**EXERCÍCIO**
Dê seguimento ao trecho de decisão judicial sobre o reconhecimento de tempo de atividade rural, começando logo após a última frase apresentada.

A prova testemunhal produzida, por sua vez, é uníssona no sentido de confirmar o exercício da atividade rural no período indicado.
Entendo que para melhor deslinde do feito devem ser feitas algumas considerações. Pleiteia a demandante o reconhecimento do período compreendido entre 01/03/1978 a 01/05/1995.
Segundo declarações fornecidas em juízo teria se casado em 1983, embora a certidão de casamento constante nos autos seja datada de 1990. Assim, de 01/03/1978 até aproximadamente 1983 teria trabalhado na lavoura juntamente com os pais em terras próprias da família, e de 1983 até 1995, data em que ingressou na prefeitura de Brasilândia do Sul, exercido atividades rurícolas juntamente com o esposo.
Quanto ao primeiro período (01/03/1978 a 20/10/1983), entendo que há início de prova material hábil em demonstrar o exercício de atividades agrícolas juntamente com o seu grupo familiar. Ademais, a prova documental restou corroborada pela prova testemunhal produzida.
No entanto, o mesmo não se pode dizer para o segundo interregno em questão (21/10/1983 a 27/07/1995), posto que em seu depoimento pessoal, a autora referiu que seu marido passou a trabalhar na prefeitura de Alto Piquiri/PR, logo após seu casamento, que segundo ela, ocorreu em 1983. O mesmo foi referido pelas demais testemunhas.
Ademais, não há nos autos qualquer documento relativo a tal período que comprove a continuidade da autora nas lides campesinas. Destaque-se inclusive que aqueles coligidos ao feito ou não apresentam a qualificação da autora e de seu marido, ou qualificam este como motorista, função que passou a exercer junto à prefeitura de Alto Piquiri à época.
Portanto, embora a prova testemunhal tenha referido o labor campesino da autora, não há suporte documental para tais alegações, o que acarreta na impossibilidade de reconhecimento do segundo período (21/10/1983 a 27/07/1995).
Registro recente julgado do Superior Tribunal de Justiça, em regime de recurso especial repetitivo (REsp nº 1.321.493/PR), em que restou definido que a prova exclusivamente testemunhal é insuficiente para comprovação da atividade desempenhada pelo trabalhador rural, sendo indispensável que ela venha corroborada por razoável início de prova material, inclusive para os trabalhadores do tipo boia-fria.

**REGISTROS**
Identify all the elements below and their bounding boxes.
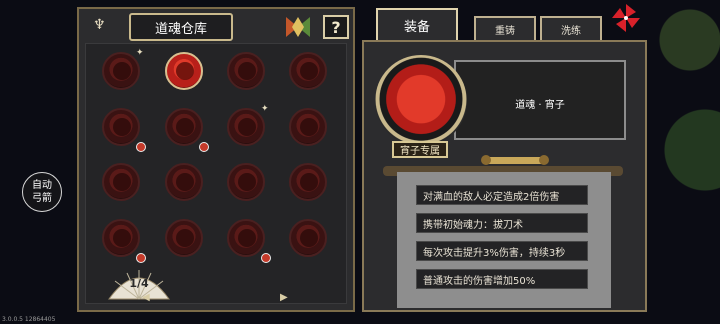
soul-portrait-icon	[300, 118, 318, 136]
soul-portrait-icon	[176, 229, 194, 247]
red-dot-badge-icon	[136, 142, 146, 152]
soul-portrait-icon	[176, 62, 194, 80]
red-dot-badge-icon	[136, 253, 146, 263]
soul-slot[interactable]	[227, 52, 265, 90]
soul-slot[interactable]	[289, 52, 327, 90]
soul-slot[interactable]	[165, 52, 203, 90]
soul-portrait-icon	[238, 62, 256, 80]
soul-slot[interactable]	[165, 163, 203, 201]
soul-portrait-icon	[300, 62, 318, 80]
soul-portrait-icon	[176, 173, 194, 191]
version-label: 3.0.0.5 12864405	[2, 316, 56, 323]
soul-portrait-icon	[113, 62, 131, 80]
red-dot-badge-icon	[199, 142, 209, 152]
soul-name: 道魂 · 宵子	[515, 100, 565, 111]
effect-item: 普通攻击的伤害增加50%	[416, 269, 588, 289]
soul-portrait-icon	[113, 173, 131, 191]
help-button[interactable]: ?	[323, 15, 349, 39]
soul-slot[interactable]	[165, 219, 203, 257]
inventory-title: 道魂仓库	[129, 13, 233, 41]
soul-portrait-icon	[113, 229, 131, 247]
soul-name-box: 道魂 · 宵子	[454, 60, 626, 140]
exclusive-tag: 宵子专属	[392, 141, 448, 158]
soul-slot[interactable]	[289, 219, 327, 257]
soul-slot[interactable]	[227, 108, 265, 146]
soul-portrait-icon	[176, 118, 194, 136]
star-badge-icon: ✦	[136, 48, 144, 58]
tab-recast[interactable]: 重铸	[474, 16, 536, 40]
soul-slot[interactable]	[102, 52, 140, 90]
soul-slot[interactable]	[165, 108, 203, 146]
next-page-arrow[interactable]: ▶	[280, 292, 288, 303]
soul-slot[interactable]	[102, 163, 140, 201]
soul-portrait-icon	[113, 118, 131, 136]
effect-item: 对满血的敌人必定造成2倍伤害	[416, 185, 588, 205]
soul-portrait-icon	[300, 229, 318, 247]
tab-refine[interactable]: 洗练	[540, 16, 602, 40]
candelabra-icon: ♆	[93, 17, 106, 33]
tab-equip[interactable]: 装备	[376, 8, 458, 40]
red-dot-badge-icon	[261, 253, 271, 263]
soul-slot[interactable]	[289, 163, 327, 201]
soul-portrait-icon	[238, 173, 256, 191]
soul-slot[interactable]	[227, 219, 265, 257]
sort-icon[interactable]	[284, 15, 312, 39]
soul-portrait-icon	[238, 118, 256, 136]
soul-slot[interactable]	[102, 108, 140, 146]
soul-slot[interactable]	[227, 163, 265, 201]
effect-item: 携带初始魂力：拔刀术	[416, 213, 588, 233]
soul-portrait-icon	[238, 229, 256, 247]
auto-bow-button[interactable]: 自动 弓箭	[22, 172, 62, 212]
soul-slot[interactable]	[289, 108, 327, 146]
soul-slot[interactable]	[102, 219, 140, 257]
prev-page-arrow[interactable]: ◀	[142, 292, 150, 303]
soul-portrait-icon	[300, 173, 318, 191]
effect-item: 每次攻击提升3%伤害，持续3秒	[416, 241, 588, 261]
selected-soul-icon	[375, 55, 467, 147]
pinwheel-icon[interactable]	[610, 2, 642, 36]
star-badge-icon: ✦	[261, 104, 269, 114]
page-fan	[108, 270, 170, 300]
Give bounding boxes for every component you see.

**RESPOSTA ESCRITA**
No caso em tela, portanto, não havendo início de prova material acerca do alegado trabalho rural, durante o segundo período, e não sendo admitida a prova exclusivamente testemunhal, a solução seria, em tese, a prolação de decisão de improcedência do pedido com resolução de mérito. Caso transcorrido o prazo para eventual ação rescisória e formada a coisa julgada imutável (material), estaria o trabalhador com tempo de labor rural "condenado" a ficar de fora da proteção previdenciária, especialmente quando a idade avançada já não mais permite o desempenho de atividade que lhe garanta o sustento, apesar de ter dedicado uma vida inteira de trabalho.
Contudo, não é possível desconsiderar a dificuldade encontrada, notadamente pelos trabalhadores rurais, para a comprovação do tempo de serviço prestado nas lides campesinas, uma vez que o trabalho, no mais das vezes, é exercido informalmente.
Em razão dessa dificuldade de obter registros documentais acerca das atividades exercidas pelo trabalhador rural, evidenciada através dos inúmeros feitos que demandam a análise de tempo rural, autoriza, excepcionalmente, a possibilidade de julgar extinto o processo sem resolução de mérito. Oportuno fazer o registro de que essa alternativa de resolução do processo, reservada às hipóteses em que evidenciada a insuficiência ou mesmo a ausência de prova material do período que se pretende comprovar como de labor rural, já foi adotada nas Turmas especializadas em Direito Previdenciário desta Corte (AC 2001.04.01.075054-3- Rel. Des. Federal Antonio Albino Ramos de Oliveira - DJ 18.09.2002; AC 2001.70.01.002343-0, Rel. Des. Federal Paulo Afonso Brum Vaz - DJ 21.05.2003).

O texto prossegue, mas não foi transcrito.